__Texto dado__.

_ _ _

Por GABRIEL MORALES ORDOSGOITTI (1)

La batalla por el relato se ha vuelto decisiva en la reflexión sobre lo que hemos llegado a ser como nación desde el triunfo sobre la Monarquía Hispánica en Ayacucho, el 9 de diciembre de 1824. Abrimos de nuevo el tiempo histórico desde una perspectiva civilizacional, para desplegar sus infinitas posibilidades de interpretación en el presente en disenso con los relatos aceptados durante doscientos años. Es imprescindible construir uno nuevo y someterlo al debate público. Por ello está pensado y escrito en el sujeto plural nosotros, con identidad cultural y nacional propia, como autores responsables de lo que hemos realizado, sin evadir la realidad pensándonos como víctimas de lo que otros han hecho contra nosotros.

Nuestro origen

Al inicio del siglo diecinueve nuestras élites criollas continuaron la conspiración contra la Monarquía Hispánica iniciada a finales del dieciocho, pero con mayor madurez política, fortaleza doctrinaria e influencia en la política, la economía, las instituciones y el estamento militar español. Ahora con más convicción, tras las revoluciones norteamericana, francesa y haitiana, movimiento telúrico que socavó la obediencia al Rey, transformando el descontento en organización, expresada en la rebeldía del 19 de abril de 1810, cuando se ofreció lealtad, pero condicionada a una adecuada representación soberana. Dedicaron años reuniendo fuerzas y fraguando los consensos para hacer su propia “Toma de la Bastilla”. Ese día llegó el 5 de julio de 1811 al proclamar la independencia, decretar la república y construir un ejército que asegurara el dominio de la Capitanía General para avanzar sobre el Virreinato de la Nueva Granada, objetivo logrado en 1821.

Como herederos culturales de esa gesta convertida en nuestro mito fundacional, estamos obligados históricamente a explicar y dar cuenta, tanto de los motivos reales de esa decisión trascendental como de sus resultados. ¿Se justificaba la secesión? ¿Podíamos ser realmente libres e independientes? ¿Estábamos preparados para ser una república? ¿Teníamos la fuerza suficiente para construirla y al tiempo hacerle una guerra al imperio que dividíamos? ¿Agotamos todos los recursos para evitarla? ¿Hicimos lo posible para unificar a los españoles americanos y peninsulares en torno a la unidad contra el absolutismo borbón y cambio en la forma de gobierno monárquico?

_ _ _

__Entradas del conjunto de datos__.
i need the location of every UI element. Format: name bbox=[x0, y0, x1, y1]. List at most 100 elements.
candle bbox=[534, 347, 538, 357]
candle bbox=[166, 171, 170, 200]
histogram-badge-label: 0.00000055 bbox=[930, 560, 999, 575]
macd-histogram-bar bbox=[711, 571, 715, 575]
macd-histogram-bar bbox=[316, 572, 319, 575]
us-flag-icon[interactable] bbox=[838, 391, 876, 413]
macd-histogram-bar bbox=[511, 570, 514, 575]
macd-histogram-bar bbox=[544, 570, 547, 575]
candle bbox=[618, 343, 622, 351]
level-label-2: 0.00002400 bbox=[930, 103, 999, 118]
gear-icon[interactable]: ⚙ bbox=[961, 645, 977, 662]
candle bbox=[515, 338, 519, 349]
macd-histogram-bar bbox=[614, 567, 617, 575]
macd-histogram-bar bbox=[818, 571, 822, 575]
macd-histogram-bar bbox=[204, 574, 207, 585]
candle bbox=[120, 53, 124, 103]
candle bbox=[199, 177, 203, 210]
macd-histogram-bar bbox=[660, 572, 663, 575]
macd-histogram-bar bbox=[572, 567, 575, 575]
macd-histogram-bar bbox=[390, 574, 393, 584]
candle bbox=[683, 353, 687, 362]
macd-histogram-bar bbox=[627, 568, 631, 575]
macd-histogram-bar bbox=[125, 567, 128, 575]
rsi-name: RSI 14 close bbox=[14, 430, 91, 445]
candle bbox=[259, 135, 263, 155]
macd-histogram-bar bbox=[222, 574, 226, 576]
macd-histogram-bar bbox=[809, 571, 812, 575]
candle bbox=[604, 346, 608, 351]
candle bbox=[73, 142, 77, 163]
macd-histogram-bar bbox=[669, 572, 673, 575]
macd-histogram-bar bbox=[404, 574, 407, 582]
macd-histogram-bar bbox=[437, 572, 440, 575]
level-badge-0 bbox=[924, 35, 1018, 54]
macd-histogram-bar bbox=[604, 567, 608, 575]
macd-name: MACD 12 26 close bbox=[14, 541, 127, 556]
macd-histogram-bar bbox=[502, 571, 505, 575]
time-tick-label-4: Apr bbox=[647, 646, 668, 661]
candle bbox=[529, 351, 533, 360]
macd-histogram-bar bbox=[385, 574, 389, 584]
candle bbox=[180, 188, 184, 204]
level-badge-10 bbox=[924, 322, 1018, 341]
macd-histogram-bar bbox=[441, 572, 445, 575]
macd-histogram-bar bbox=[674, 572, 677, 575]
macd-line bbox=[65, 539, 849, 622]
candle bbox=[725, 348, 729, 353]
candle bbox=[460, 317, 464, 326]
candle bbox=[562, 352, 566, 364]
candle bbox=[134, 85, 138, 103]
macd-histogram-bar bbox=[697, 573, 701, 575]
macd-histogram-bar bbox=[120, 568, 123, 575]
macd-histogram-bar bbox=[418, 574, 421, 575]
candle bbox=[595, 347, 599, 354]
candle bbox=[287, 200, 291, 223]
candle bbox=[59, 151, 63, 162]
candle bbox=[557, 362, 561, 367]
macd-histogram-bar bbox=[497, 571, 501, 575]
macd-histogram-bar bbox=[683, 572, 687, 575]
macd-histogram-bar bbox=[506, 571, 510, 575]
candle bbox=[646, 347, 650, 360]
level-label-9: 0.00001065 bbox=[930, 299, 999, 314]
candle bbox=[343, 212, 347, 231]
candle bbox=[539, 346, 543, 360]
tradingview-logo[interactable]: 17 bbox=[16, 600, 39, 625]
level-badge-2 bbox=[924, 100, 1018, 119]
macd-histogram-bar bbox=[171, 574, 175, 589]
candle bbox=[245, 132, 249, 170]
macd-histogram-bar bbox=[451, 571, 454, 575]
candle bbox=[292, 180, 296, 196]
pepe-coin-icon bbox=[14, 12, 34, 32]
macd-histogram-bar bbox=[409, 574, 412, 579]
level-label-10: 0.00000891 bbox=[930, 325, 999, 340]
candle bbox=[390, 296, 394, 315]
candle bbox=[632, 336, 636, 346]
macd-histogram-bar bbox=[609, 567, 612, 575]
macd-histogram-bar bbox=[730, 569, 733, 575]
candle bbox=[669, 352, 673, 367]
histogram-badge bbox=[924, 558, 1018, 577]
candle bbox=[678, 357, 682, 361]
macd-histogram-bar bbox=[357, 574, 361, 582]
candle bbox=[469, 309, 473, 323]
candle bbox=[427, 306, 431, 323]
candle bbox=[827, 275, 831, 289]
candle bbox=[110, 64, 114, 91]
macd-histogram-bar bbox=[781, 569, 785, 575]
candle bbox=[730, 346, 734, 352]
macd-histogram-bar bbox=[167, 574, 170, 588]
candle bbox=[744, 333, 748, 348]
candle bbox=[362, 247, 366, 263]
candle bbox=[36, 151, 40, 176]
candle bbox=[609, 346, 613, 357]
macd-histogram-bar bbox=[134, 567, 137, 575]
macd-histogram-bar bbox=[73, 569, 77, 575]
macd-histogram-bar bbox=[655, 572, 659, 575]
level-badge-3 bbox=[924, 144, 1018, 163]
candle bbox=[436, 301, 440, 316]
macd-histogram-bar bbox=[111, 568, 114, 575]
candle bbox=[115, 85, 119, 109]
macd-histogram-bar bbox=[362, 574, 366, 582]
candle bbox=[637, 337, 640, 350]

_ _ _

__Tareas a realizar__.
1: Dispón como lista numerada las líneas del listado, sin incluir las líneas en blanco. Empieza por la primera línea del listado y termina con la que contiene "macd-histogram-bar bbox=[660, 572, 663, 575]".
2: Retoma el texto sobre el relato de la independencia y continúalo a partir de su última oración.
El texto y el listado provienen de fuentes distintas.

__Respuestas del ejercicio__.
1:
1. i need the location of every UI element. Format: name bbox=[x0, y0, x1, y1]. List at most 100 elements.
2. candle bbox=[534, 347, 538, 357]
3. candle bbox=[166, 171, 170, 200]
4. histogram-badge-label: 0.00000055 bbox=[930, 560, 999, 575]
5. macd-histogram-bar bbox=[711, 571, 715, 575]
6. macd-histogram-bar bbox=[316, 572, 319, 575]
7. us-flag-icon[interactable] bbox=[838, 391, 876, 413]
8. macd-histogram-bar bbox=[511, 570, 514, 575]
9. macd-histogram-bar bbox=[544, 570, 547, 575]
10. candle bbox=[618, 343, 622, 351]
11. level-label-2: 0.00002400 bbox=[930, 103, 999, 118]
12. gear-icon[interactable]: ⚙ bbox=[961, 645, 977, 662]
13. candle bbox=[515, 338, 519, 349]
14. macd-histogram-bar bbox=[614, 567, 617, 575]
15. macd-histogram-bar bbox=[818, 571, 822, 575]
16. macd-histogram-bar bbox=[204, 574, 207, 585]
17. candle bbox=[120, 53, 124, 103]
18. candle bbox=[199, 177, 203, 210]
19. macd-histogram-bar bbox=[660, 572, 663, 575]

2:
En 1810 no éramos venezolanos sino españoles americanos, en diversidad étnica según el mestizaje, en la que los criollos descendientes de conquistadores gozaban de un estatus superior por su linaje y poder. Todos súbditos de un reino que durante trescientos años dio forma al nuevo mundo abriendo la puerta de la   modernidad a toda Europa. Un imperio organizado en provincias, virreinatos, capitanías generales y audiencias, diferente a los primeros asentamientos de quienes exploraron nuevas tierras y rutas marítimas, colonizaron y poblaron territorios desconocidos por los europeos (2). En pocas décadas se alcanzó en algunas capitales niveles de vida superiores al disfrutado, tanto en el centro de poder peninsular como en muchos reinos europeos; siguiendo la enseñanza de Roma, su civilización predecesora, dejó su huella construyendo un imperio en tres continentes (3).

Sin embargo, a nombre de la libertad y la república, tras muchos años en sedición secreta, sus descendientes iniciamos una guerra de secesión contra nuestros paisanos europeos. Nadie más tenía poder para tomar esa decisión. Ni los indígenas ni los africanos negros esclavizados ni los mestizos, salvo excepciones individuales, que conformaban la sociedad subalterna, participaron de esta decisión de ruptura y declaración bélica.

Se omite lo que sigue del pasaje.